GIVEN INSTRUCTION:
Quote the records in full and leave their pictures out.

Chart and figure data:
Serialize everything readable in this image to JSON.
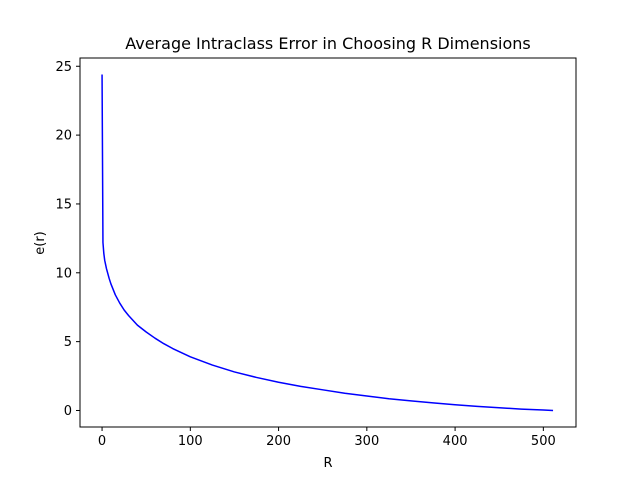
{
  "chart_data": {
    "type": "line",
    "title": "Average Intraclass Error in Choosing R Dimensions",
    "xlabel": "R",
    "ylabel": "e(r)",
    "xlim": [
      -25,
      537
    ],
    "ylim": [
      -1.2,
      25.6
    ],
    "x_ticks": [
      0,
      100,
      200,
      300,
      400,
      500
    ],
    "y_ticks": [
      0,
      5,
      10,
      15,
      20,
      25
    ],
    "grid": false,
    "legend": "none",
    "series": [
      {
        "color": "#0000ff",
        "x": [
          0,
          1,
          2,
          3,
          5,
          8,
          10,
          15,
          20,
          25,
          30,
          40,
          50,
          60,
          70,
          80,
          90,
          100,
          125,
          150,
          175,
          200,
          225,
          250,
          275,
          300,
          325,
          350,
          375,
          400,
          425,
          450,
          475,
          500,
          511
        ],
        "y": [
          24.4,
          12.2,
          11.4,
          10.9,
          10.3,
          9.6,
          9.2,
          8.4,
          7.8,
          7.3,
          6.9,
          6.2,
          5.7,
          5.25,
          4.85,
          4.5,
          4.2,
          3.9,
          3.3,
          2.8,
          2.4,
          2.05,
          1.75,
          1.5,
          1.25,
          1.05,
          0.85,
          0.7,
          0.55,
          0.42,
          0.3,
          0.2,
          0.1,
          0.03,
          0.0
        ]
      }
    ]
  }
}
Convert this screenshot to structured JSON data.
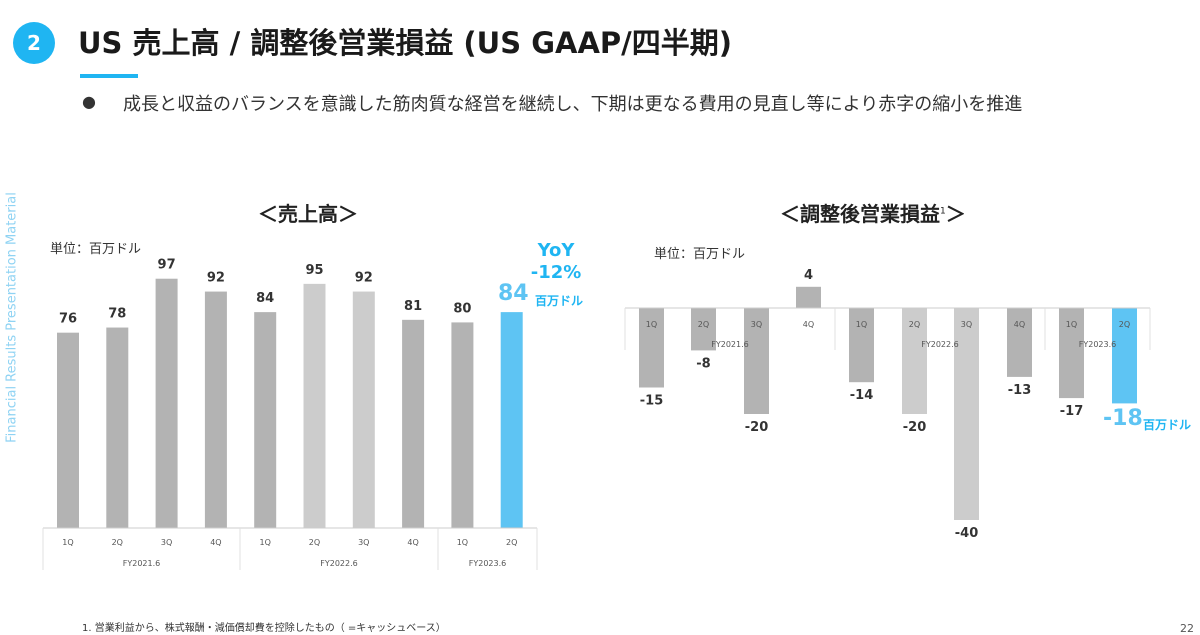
{
  "header": {
    "badge": "2",
    "title": "US 売上高 / 調整後営業損益 (US GAAP/四半期)"
  },
  "bullet": {
    "marker": "●",
    "text": "成長と収益のバランスを意識した筋肉質な経営を継続し、下期は更なる費用の見直し等により赤字の縮小を推進"
  },
  "side_label": "Financial Results Presentation Material",
  "left_chart": {
    "title": "＜売上高＞",
    "unit": "単位：百万ドル",
    "yoy_label": "YoY",
    "yoy_value": "-12%",
    "highlight_value": "84",
    "highlight_unit": "百万ドル"
  },
  "right_chart": {
    "title": "＜調整後営業損益",
    "title_sup": "1",
    "title_end": "＞",
    "unit": "単位：百万ドル",
    "highlight_value": "-18",
    "highlight_unit": "百万ドル"
  },
  "footnote": "1. 営業利益から、株式報酬・減価償却費を控除したもの（ =キャッシュベース）",
  "page_number": "22",
  "colors": {
    "accent": "#1fb5f2",
    "bar": "#b3b3b3",
    "bar_alt": "#cccccc",
    "highlight_bar": "#5ec4f3"
  },
  "chart_data": [
    {
      "type": "bar",
      "title": "＜売上高＞",
      "categories": [
        "1Q",
        "2Q",
        "3Q",
        "4Q",
        "1Q",
        "2Q",
        "3Q",
        "4Q",
        "1Q",
        "2Q"
      ],
      "groups": [
        {
          "label": "FY2021.6",
          "count": 4
        },
        {
          "label": "FY2022.6",
          "count": 4
        },
        {
          "label": "FY2023.6",
          "count": 2
        }
      ],
      "values": [
        76,
        78,
        97,
        92,
        84,
        95,
        92,
        81,
        80,
        84
      ],
      "value_labels": [
        "76",
        "78",
        "97",
        "92",
        "84",
        "95",
        "92",
        "81",
        "80",
        ""
      ],
      "highlight_index": 9,
      "unit": "百万ドル",
      "ylim": [
        0,
        100
      ],
      "grid": false
    },
    {
      "type": "bar",
      "title": "＜調整後営業損益＞",
      "categories": [
        "1Q",
        "2Q",
        "3Q",
        "4Q",
        "1Q",
        "2Q",
        "3Q",
        "4Q",
        "1Q",
        "2Q"
      ],
      "groups": [
        {
          "label": "FY2021.6",
          "count": 4
        },
        {
          "label": "FY2022.6",
          "count": 4
        },
        {
          "label": "FY2023.6",
          "count": 2
        }
      ],
      "values": [
        -15,
        -8,
        -20,
        4,
        -14,
        -20,
        -40,
        -13,
        -17,
        -18
      ],
      "value_labels": [
        "-15",
        "-8",
        "-20",
        "4",
        "-14",
        "-20",
        "-40",
        "-13",
        "-17",
        ""
      ],
      "highlight_index": 9,
      "unit": "百万ドル",
      "ylim": [
        -40,
        4
      ],
      "grid": false
    }
  ]
}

FULL OUTPUT:
Serialize everything readable in this image to JSON.
{
  "chart_data": {
    "type": "line",
    "title": "Average Intraclass Error in Choosing R Dimensions",
    "xlabel": "R",
    "ylabel": "e(r)",
    "xlim": [
      -25,
      537
    ],
    "ylim": [
      -1.2,
      25.6
    ],
    "x_ticks": [
      0,
      100,
      200,
      300,
      400,
      500
    ],
    "y_ticks": [
      0,
      5,
      10,
      15,
      20,
      25
    ],
    "grid": false,
    "legend": "none",
    "series": [
      {
        "color": "#0000ff",
        "x": [
          0,
          1,
          2,
          3,
          5,
          8,
          10,
          15,
          20,
          25,
          30,
          40,
          50,
          60,
          70,
          80,
          90,
          100,
          125,
          150,
          175,
          200,
          225,
          250,
          275,
          300,
          325,
          350,
          375,
          400,
          425,
          450,
          475,
          500,
          511
        ],
        "y": [
          24.4,
          12.2,
          11.4,
          10.9,
          10.3,
          9.6,
          9.2,
          8.4,
          7.8,
          7.3,
          6.9,
          6.2,
          5.7,
          5.25,
          4.85,
          4.5,
          4.2,
          3.9,
          3.3,
          2.8,
          2.4,
          2.05,
          1.75,
          1.5,
          1.25,
          1.05,
          0.85,
          0.7,
          0.55,
          0.42,
          0.3,
          0.2,
          0.1,
          0.03,
          0.0
        ]
      }
    ]
  }
}
Convert this screenshot to structured JSON data.
{
  "header": {
    "badge": "2",
    "title": "US 売上高 / 調整後営業損益 (US GAAP/四半期)"
  },
  "bullet": {
    "marker": "●",
    "text": "成長と収益のバランスを意識した筋肉質な経営を継続し、下期は更なる費用の見直し等により赤字の縮小を推進"
  },
  "side_label": "Financial Results Presentation Material",
  "left_chart": {
    "title": "＜売上高＞",
    "unit": "単位：百万ドル",
    "yoy_label": "YoY",
    "yoy_value": "-12%",
    "highlight_value": "84",
    "highlight_unit": "百万ドル"
  },
  "right_chart": {
    "title": "＜調整後営業損益",
    "title_sup": "1",
    "title_end": "＞",
    "unit": "単位：百万ドル",
    "highlight_value": "-18",
    "highlight_unit": "百万ドル"
  },
  "footnote": "1. 営業利益から、株式報酬・減価償却費を控除したもの（ =キャッシュベース）",
  "page_number": "22",
  "colors": {
    "accent": "#1fb5f2",
    "bar": "#b3b3b3",
    "bar_alt": "#cccccc",
    "highlight_bar": "#5ec4f3"
  },
  "chart_data": [
    {
      "type": "bar",
      "title": "＜売上高＞",
      "categories": [
        "1Q",
        "2Q",
        "3Q",
        "4Q",
        "1Q",
        "2Q",
        "3Q",
        "4Q",
        "1Q",
        "2Q"
      ],
      "groups": [
        {
          "label": "FY2021.6",
          "count": 4
        },
        {
          "label": "FY2022.6",
          "count": 4
        },
        {
          "label": "FY2023.6",
          "count": 2
        }
      ],
      "values": [
        76,
        78,
        97,
        92,
        84,
        95,
        92,
        81,
        80,
        84
      ],
      "value_labels": [
        "76",
        "78",
        "97",
        "92",
        "84",
        "95",
        "92",
        "81",
        "80",
        ""
      ],
      "highlight_index": 9,
      "unit": "百万ドル",
      "ylim": [
        0,
        100
      ],
      "grid": false
    },
    {
      "type": "bar",
      "title": "＜調整後営業損益＞",
      "categories": [
        "1Q",
        "2Q",
        "3Q",
        "4Q",
        "1Q",
        "2Q",
        "3Q",
        "4Q",
        "1Q",
        "2Q"
      ],
      "groups": [
        {
          "label": "FY2021.6",
          "count": 4
        },
        {
          "label": "FY2022.6",
          "count": 4
        },
        {
          "label": "FY2023.6",
          "count": 2
        }
      ],
      "values": [
        -15,
        -8,
        -20,
        4,
        -14,
        -20,
        -40,
        -13,
        -17,
        -18
      ],
      "value_labels": [
        "-15",
        "-8",
        "-20",
        "4",
        "-14",
        "-20",
        "-40",
        "-13",
        "-17",
        ""
      ],
      "highlight_index": 9,
      "unit": "百万ドル",
      "ylim": [
        -40,
        4
      ],
      "grid": false
    }
  ]
}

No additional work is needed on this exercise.